- [Short problem]:
Copy the listing below in full and skip every picture.

────

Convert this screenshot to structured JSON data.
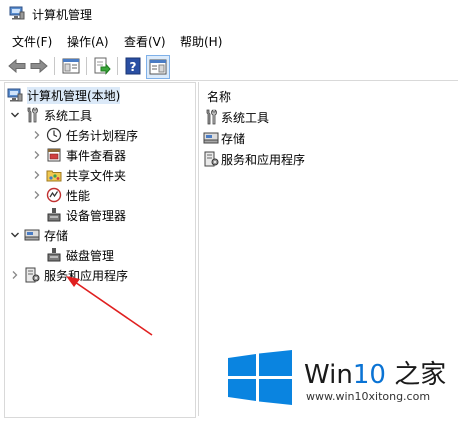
{
  "window": {
    "title": "计算机管理"
  },
  "menu": [
    "文件(F)",
    "操作(A)",
    "查看(V)",
    "帮助(H)"
  ],
  "tree": {
    "root": "计算机管理(本地)",
    "system_tools": "系统工具",
    "task_scheduler": "任务计划程序",
    "event_viewer": "事件查看器",
    "shared_folders": "共享文件夹",
    "performance": "性能",
    "device_manager": "设备管理器",
    "storage": "存储",
    "disk_management": "磁盘管理",
    "services_apps": "服务和应用程序"
  },
  "list": {
    "column_name": "名称",
    "items": [
      "系统工具",
      "存储",
      "服务和应用程序"
    ]
  },
  "watermark": {
    "brand_win": "Win",
    "brand_num": "10",
    "brand_rest": " 之家",
    "url": "www.win10xitong.com"
  },
  "colors": {
    "accent": "#0a73d4",
    "arrow": "#e02020"
  }
}
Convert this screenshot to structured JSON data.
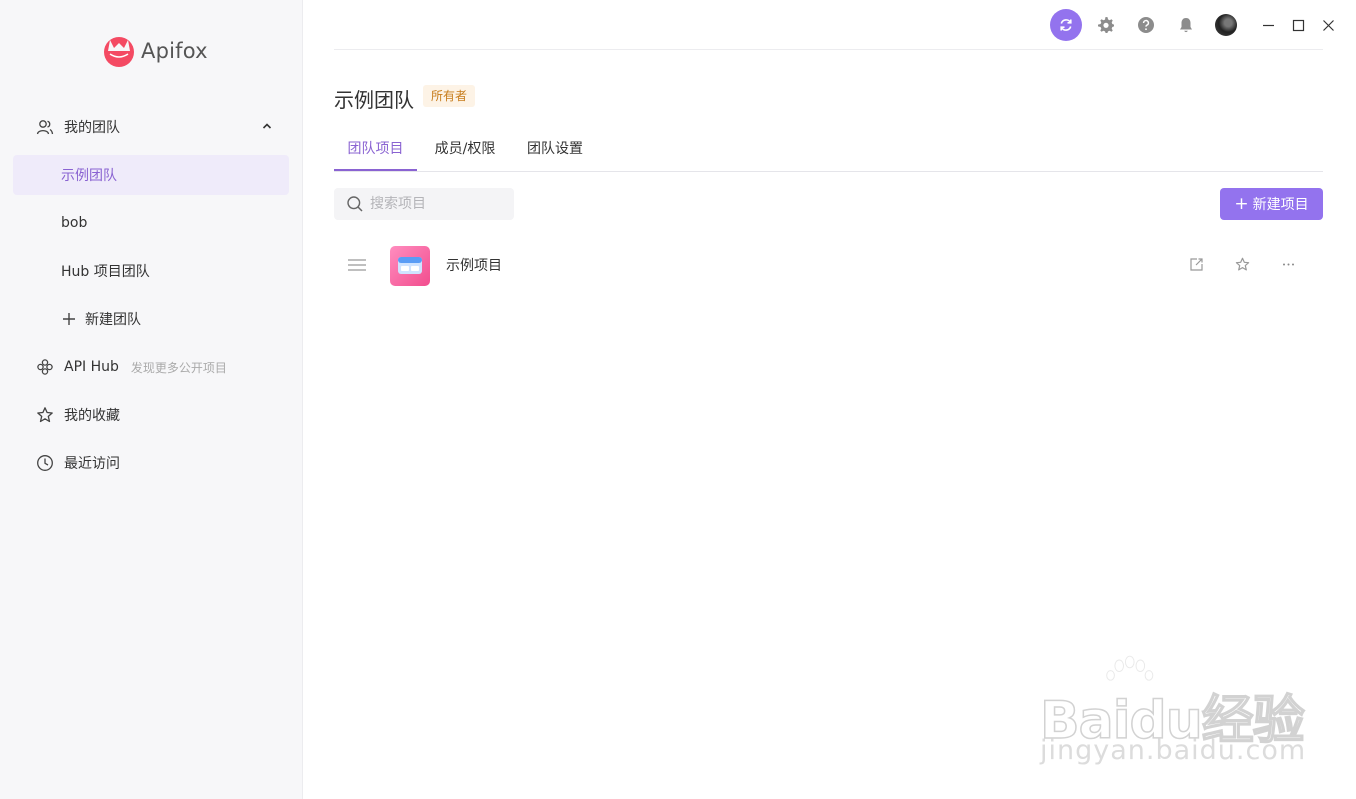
{
  "app": {
    "name": "Apifox"
  },
  "sidebar": {
    "my_teams": "我的团队",
    "teams": [
      {
        "label": "示例团队",
        "active": true
      },
      {
        "label": "bob",
        "active": false
      },
      {
        "label": "Hub 项目团队",
        "active": false
      }
    ],
    "new_team": "新建团队",
    "api_hub": "API Hub",
    "api_hub_hint": "发现更多公开项目",
    "favorites": "我的收藏",
    "recent": "最近访问"
  },
  "header": {
    "icons": [
      "sync-icon",
      "gear-icon",
      "help-icon",
      "bell-icon",
      "avatar",
      "minimize-icon",
      "maximize-icon",
      "close-icon"
    ]
  },
  "team": {
    "title": "示例团队",
    "role_badge": "所有者"
  },
  "tabs": [
    {
      "label": "团队项目",
      "active": true
    },
    {
      "label": "成员/权限",
      "active": false
    },
    {
      "label": "团队设置",
      "active": false
    }
  ],
  "search": {
    "placeholder": "搜索项目",
    "value": ""
  },
  "new_project_button": "新建项目",
  "projects": [
    {
      "name": "示例项目"
    }
  ],
  "watermark": {
    "brand": "Baidu经验",
    "url": "jingyan.baidu.com"
  },
  "colors": {
    "accent": "#9373ee",
    "active_text": "#8a63d2",
    "badge_bg": "#fdf3e6",
    "badge_text": "#c77c1b"
  }
}
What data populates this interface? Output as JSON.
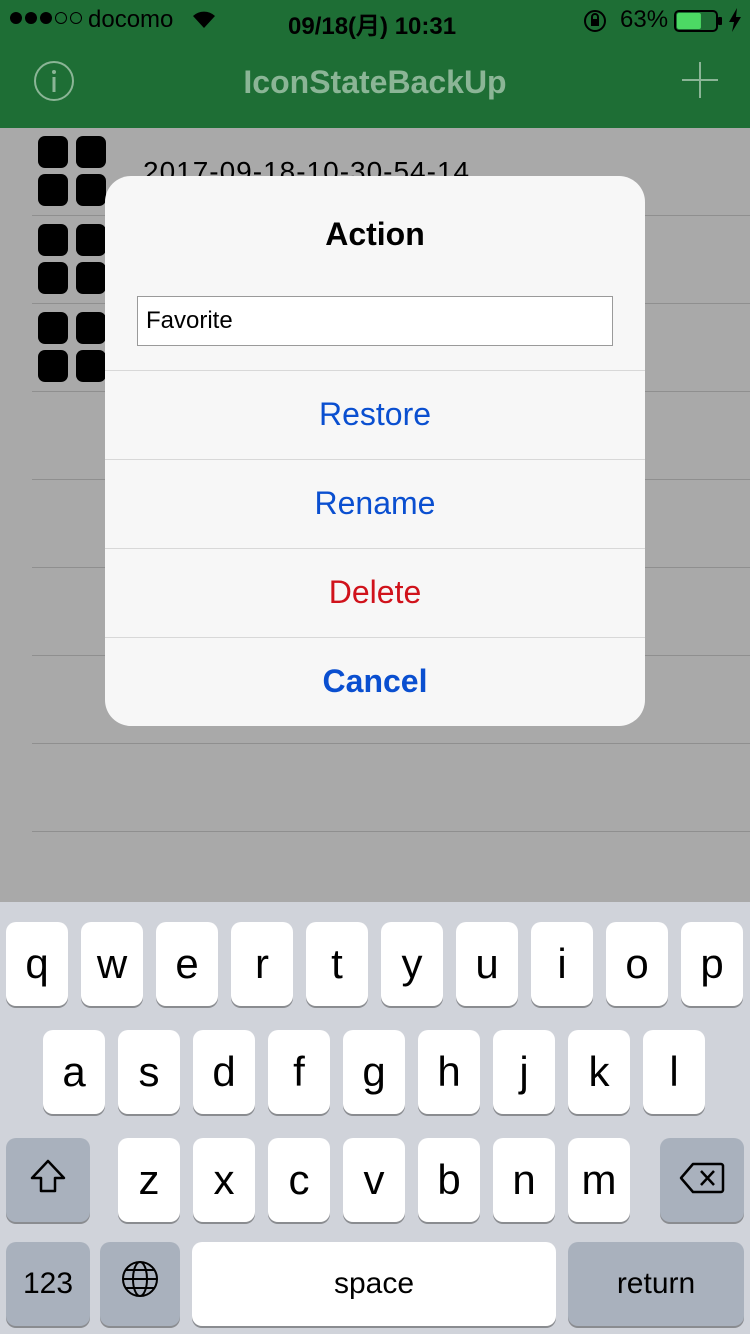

────

- [Worked solution]:
Convert this screenshot to structured JSON data.
{
  "window": {
    "title": "计算机管理"
  },
  "menu": [
    "文件(F)",
    "操作(A)",
    "查看(V)",
    "帮助(H)"
  ],
  "tree": {
    "root": "计算机管理(本地)",
    "system_tools": "系统工具",
    "task_scheduler": "任务计划程序",
    "event_viewer": "事件查看器",
    "shared_folders": "共享文件夹",
    "performance": "性能",
    "device_manager": "设备管理器",
    "storage": "存储",
    "disk_management": "磁盘管理",
    "services_apps": "服务和应用程序"
  },
  "list": {
    "column_name": "名称",
    "items": [
      "系统工具",
      "存储",
      "服务和应用程序"
    ]
  },
  "watermark": {
    "brand_win": "Win",
    "brand_num": "10",
    "brand_rest": " 之家",
    "url": "www.win10xitong.com"
  },
  "colors": {
    "accent": "#0a73d4",
    "arrow": "#e02020"
  }
}
Convert this screenshot to structured JSON data.
{
  "app": {
    "name": "Apifox"
  },
  "sidebar": {
    "my_teams": "我的团队",
    "teams": [
      {
        "label": "示例团队",
        "active": true
      },
      {
        "label": "bob",
        "active": false
      },
      {
        "label": "Hub 项目团队",
        "active": false
      }
    ],
    "new_team": "新建团队",
    "api_hub": "API Hub",
    "api_hub_hint": "发现更多公开项目",
    "favorites": "我的收藏",
    "recent": "最近访问"
  },
  "header": {
    "icons": [
      "sync-icon",
      "gear-icon",
      "help-icon",
      "bell-icon",
      "avatar",
      "minimize-icon",
      "maximize-icon",
      "close-icon"
    ]
  },
  "team": {
    "title": "示例团队",
    "role_badge": "所有者"
  },
  "tabs": [
    {
      "label": "团队项目",
      "active": true
    },
    {
      "label": "成员/权限",
      "active": false
    },
    {
      "label": "团队设置",
      "active": false
    }
  ],
  "search": {
    "placeholder": "搜索项目",
    "value": ""
  },
  "new_project_button": "新建项目",
  "projects": [
    {
      "name": "示例项目"
    }
  ],
  "watermark": {
    "brand": "Baidu经验",
    "url": "jingyan.baidu.com"
  },
  "colors": {
    "accent": "#9373ee",
    "active_text": "#8a63d2",
    "badge_bg": "#fdf3e6",
    "badge_text": "#c77c1b"
  }
}
What data populates this interface? Output as JSON.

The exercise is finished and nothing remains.